··· Passage

Although the technology of refractory metal thermocouple probes has been well known for many years, the devices were not suitable for use in oxidizing environments due to rapid oxidation of sheath and thermocouple materials. The addition of a gas tight ceramic covering enveloping the thermocouple overcomes this limitations and allows use of such probes in an oxidizing environment such as within an operating gas turbine engine.
2. Background of the Invention
Thermocouple probes made of refractory metals such as tungsten and molybdenum have been used at temperatures up to 2315° C. since the 1950s. The major problem with such probes was extremely rapid oxidation (occurring within minutes) of probes subjected to temperatures above 1200° C. in the presence of any amount of oxygen in the surrounding environment. Therefore the probes were used only in applications where oxygen was not present, as in glass making, or was specifically excluded, as in certain foundry operations.
All manufacturers of refractory metal thermocouple probes state in their literature relating to that product line that the probes may be used at temperatures up to 2315° C., but in every instance add the qualification that this capability never applies in oxidizing environments, even for short periods of time.
There have been attempts to "flame spray" ceramic coatings on sheaths, but the objective was to lower the temperature of the sheath. In these instances, the coatings were porous and were not designed to exclude oxygen.
A patent which is typical of the prior art is U.S. Pat. No. 4,977,001 to Greenspan which discloses a cladding for a molybdenum body such as a molybdenum tube intended to protect the molybdenum from corrosive high temperature environments. The cladding contains specified percentages by weight of molybdenum, aluminum, silicon, and alkali metals. While a process of manufacture is disclosed calling for formation of the cladding by bringing the molybdenum body into contact in the presence of oxygen with a refractory containing oxides of aluminum, silicon, and alkali metals at a temperature greater than 400° C. there is no mention of the operating temperature for the molybdenum, although the specification acknowledges that temperatures greater than about 1700° C. may cause a breakdown of the components in the protective cladding.
U.S. Pat. No. 4,989,992 to Piai discloses a probe equipped with a sensitive thermocouple element in contact with material to be measured, the thermocouple element being connected to electronic circuitry, distantly located, for amplifying and processing temperature signals and for displaying, recording, and controlling those signals. The probe comprises a sensitive thermocouple element constituted of two metallic wires having different thermoelectrical characteristics connected together at one end by a weld, the wires being embedded in a protective covering envelope of electrically and thermally insulating ceramic material, the weld between the wires being at a very short distance from the front surface of the envelope. Preferably, the wires of the sensitive element are constituted, respectively, of platinum and of platinum-rhodium with their ends welded together to form a hot junction of the thermoelectric couple. A temperature range mentioned in the patent for the measuring device therein disclosed is between approximately 20° C. and 250° C. This temperature range is far lower than that intended for the present invention and there is no mention nor apparent concern for protection of the thermocouple probe from oxidation.
A number of patents disclosing thermocouples with protective sheaths, although not airtight sheaths, are U.S. Pat. Nos. 4,871,263 to Wilson, 4,865,462 to Broomfield, and 4,721,534 to Phillippi et al.
It was in light of the foregoing state of the art that the present invention has been conceived and is now reduced to practice.

······
··· Data shown

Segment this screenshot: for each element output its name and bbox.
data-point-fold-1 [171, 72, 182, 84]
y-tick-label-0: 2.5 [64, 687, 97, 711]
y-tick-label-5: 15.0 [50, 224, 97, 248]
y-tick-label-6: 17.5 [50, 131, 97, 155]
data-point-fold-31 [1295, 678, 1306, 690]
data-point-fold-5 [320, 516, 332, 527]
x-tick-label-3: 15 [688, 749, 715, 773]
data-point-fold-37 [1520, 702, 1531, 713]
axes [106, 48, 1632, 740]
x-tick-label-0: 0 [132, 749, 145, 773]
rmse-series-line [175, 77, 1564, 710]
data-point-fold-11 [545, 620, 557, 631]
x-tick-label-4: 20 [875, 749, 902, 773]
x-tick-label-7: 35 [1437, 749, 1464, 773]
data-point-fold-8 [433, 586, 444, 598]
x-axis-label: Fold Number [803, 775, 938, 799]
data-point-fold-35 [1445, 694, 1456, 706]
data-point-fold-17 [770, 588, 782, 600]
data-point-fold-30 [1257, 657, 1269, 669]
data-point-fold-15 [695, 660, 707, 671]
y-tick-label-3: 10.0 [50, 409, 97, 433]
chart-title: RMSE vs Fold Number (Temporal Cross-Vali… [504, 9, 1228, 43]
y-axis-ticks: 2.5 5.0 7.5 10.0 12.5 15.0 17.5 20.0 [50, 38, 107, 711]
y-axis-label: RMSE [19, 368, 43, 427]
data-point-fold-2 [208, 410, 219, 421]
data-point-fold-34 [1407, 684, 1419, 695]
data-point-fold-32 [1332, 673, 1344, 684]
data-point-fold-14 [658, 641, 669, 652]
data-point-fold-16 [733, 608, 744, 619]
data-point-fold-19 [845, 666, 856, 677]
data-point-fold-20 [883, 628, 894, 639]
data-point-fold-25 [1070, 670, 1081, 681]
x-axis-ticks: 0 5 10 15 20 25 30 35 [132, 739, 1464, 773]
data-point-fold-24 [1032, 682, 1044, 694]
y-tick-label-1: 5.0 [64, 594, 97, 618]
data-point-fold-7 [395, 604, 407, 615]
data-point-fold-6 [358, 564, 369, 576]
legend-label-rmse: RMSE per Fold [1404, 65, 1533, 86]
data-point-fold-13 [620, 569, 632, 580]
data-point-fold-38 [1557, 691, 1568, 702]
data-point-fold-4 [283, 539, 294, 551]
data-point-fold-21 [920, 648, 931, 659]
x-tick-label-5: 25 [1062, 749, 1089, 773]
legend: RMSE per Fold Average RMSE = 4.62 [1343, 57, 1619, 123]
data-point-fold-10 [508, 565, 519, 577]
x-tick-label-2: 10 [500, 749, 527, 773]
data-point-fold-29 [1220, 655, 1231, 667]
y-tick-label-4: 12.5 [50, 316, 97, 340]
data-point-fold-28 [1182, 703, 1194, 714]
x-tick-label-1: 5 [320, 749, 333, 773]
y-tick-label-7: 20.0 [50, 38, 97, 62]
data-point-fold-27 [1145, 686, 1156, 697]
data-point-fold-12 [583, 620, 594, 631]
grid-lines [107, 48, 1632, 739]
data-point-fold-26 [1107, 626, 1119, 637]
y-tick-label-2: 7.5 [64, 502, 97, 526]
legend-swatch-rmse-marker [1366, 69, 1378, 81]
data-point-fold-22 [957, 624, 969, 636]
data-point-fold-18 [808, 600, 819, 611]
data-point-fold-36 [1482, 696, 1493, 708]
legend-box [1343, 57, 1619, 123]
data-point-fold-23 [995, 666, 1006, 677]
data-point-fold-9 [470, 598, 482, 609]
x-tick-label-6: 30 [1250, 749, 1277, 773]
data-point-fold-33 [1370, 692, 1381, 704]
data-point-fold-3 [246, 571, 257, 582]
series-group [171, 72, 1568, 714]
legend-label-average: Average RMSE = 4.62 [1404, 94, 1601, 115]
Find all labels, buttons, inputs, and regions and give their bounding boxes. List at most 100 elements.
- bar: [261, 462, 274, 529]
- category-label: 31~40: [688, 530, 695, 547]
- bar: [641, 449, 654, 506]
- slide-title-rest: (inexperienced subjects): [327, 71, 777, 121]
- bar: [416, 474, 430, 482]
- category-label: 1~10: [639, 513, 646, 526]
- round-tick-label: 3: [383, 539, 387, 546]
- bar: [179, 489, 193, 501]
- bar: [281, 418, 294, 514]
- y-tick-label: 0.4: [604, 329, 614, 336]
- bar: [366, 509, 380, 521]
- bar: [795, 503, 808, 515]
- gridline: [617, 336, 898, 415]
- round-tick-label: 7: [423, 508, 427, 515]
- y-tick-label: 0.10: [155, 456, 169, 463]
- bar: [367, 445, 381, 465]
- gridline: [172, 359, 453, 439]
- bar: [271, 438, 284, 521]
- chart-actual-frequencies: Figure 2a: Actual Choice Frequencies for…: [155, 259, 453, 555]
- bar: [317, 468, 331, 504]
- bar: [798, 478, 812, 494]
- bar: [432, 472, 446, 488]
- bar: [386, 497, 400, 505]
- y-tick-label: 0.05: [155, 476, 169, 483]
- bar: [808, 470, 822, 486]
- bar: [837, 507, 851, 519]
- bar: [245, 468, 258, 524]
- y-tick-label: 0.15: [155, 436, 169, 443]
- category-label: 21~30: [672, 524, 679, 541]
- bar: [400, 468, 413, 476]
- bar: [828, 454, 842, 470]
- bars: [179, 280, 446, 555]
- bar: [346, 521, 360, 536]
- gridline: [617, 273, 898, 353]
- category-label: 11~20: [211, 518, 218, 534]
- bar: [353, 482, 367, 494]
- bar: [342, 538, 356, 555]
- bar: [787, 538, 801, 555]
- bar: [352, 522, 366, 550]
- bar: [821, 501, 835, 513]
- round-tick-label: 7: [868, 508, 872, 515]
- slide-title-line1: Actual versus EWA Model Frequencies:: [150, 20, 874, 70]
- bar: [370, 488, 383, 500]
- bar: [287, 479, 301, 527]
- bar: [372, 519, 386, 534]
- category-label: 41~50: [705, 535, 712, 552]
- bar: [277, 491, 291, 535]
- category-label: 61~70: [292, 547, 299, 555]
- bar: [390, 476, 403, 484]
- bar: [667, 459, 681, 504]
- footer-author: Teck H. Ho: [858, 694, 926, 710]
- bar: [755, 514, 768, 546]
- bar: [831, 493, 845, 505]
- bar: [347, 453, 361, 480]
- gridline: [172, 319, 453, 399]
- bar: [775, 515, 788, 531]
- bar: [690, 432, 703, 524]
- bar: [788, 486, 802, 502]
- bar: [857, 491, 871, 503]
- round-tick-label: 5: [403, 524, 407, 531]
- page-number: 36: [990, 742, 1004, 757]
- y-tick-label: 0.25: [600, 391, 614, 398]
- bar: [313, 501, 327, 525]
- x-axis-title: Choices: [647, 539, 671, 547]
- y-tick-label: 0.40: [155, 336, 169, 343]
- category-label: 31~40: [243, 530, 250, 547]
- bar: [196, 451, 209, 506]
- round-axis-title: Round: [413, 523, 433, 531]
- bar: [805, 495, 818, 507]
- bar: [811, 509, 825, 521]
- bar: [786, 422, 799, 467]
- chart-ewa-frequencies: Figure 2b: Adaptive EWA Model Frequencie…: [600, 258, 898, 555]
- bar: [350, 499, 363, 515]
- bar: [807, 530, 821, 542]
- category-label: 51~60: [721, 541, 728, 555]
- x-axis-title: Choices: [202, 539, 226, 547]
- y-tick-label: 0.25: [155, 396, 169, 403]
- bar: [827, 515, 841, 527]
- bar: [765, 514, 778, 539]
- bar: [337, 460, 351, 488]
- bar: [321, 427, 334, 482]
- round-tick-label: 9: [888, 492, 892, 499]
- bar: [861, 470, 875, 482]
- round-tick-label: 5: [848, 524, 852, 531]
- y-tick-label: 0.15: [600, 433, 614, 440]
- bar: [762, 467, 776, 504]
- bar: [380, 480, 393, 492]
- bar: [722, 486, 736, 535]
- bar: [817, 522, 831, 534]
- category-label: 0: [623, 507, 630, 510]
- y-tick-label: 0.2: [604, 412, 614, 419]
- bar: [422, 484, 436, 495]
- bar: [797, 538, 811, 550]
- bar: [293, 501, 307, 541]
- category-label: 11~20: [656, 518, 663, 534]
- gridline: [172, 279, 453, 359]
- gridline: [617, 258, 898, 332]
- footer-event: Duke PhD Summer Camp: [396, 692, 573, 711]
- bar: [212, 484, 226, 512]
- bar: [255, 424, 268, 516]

······

# What you need to do:
Write out the thermocouple probe text between "A number of" and "Phillippi et al.", inclusive.

# Solution:
A number of patents disclosing thermocouples with protective sheaths, although not airtight sheaths, are U.S. Pat. Nos. 4,871,263 to Wilson, 4,865,462 to Broomfield, and 4,721,534 to Phillippi et al.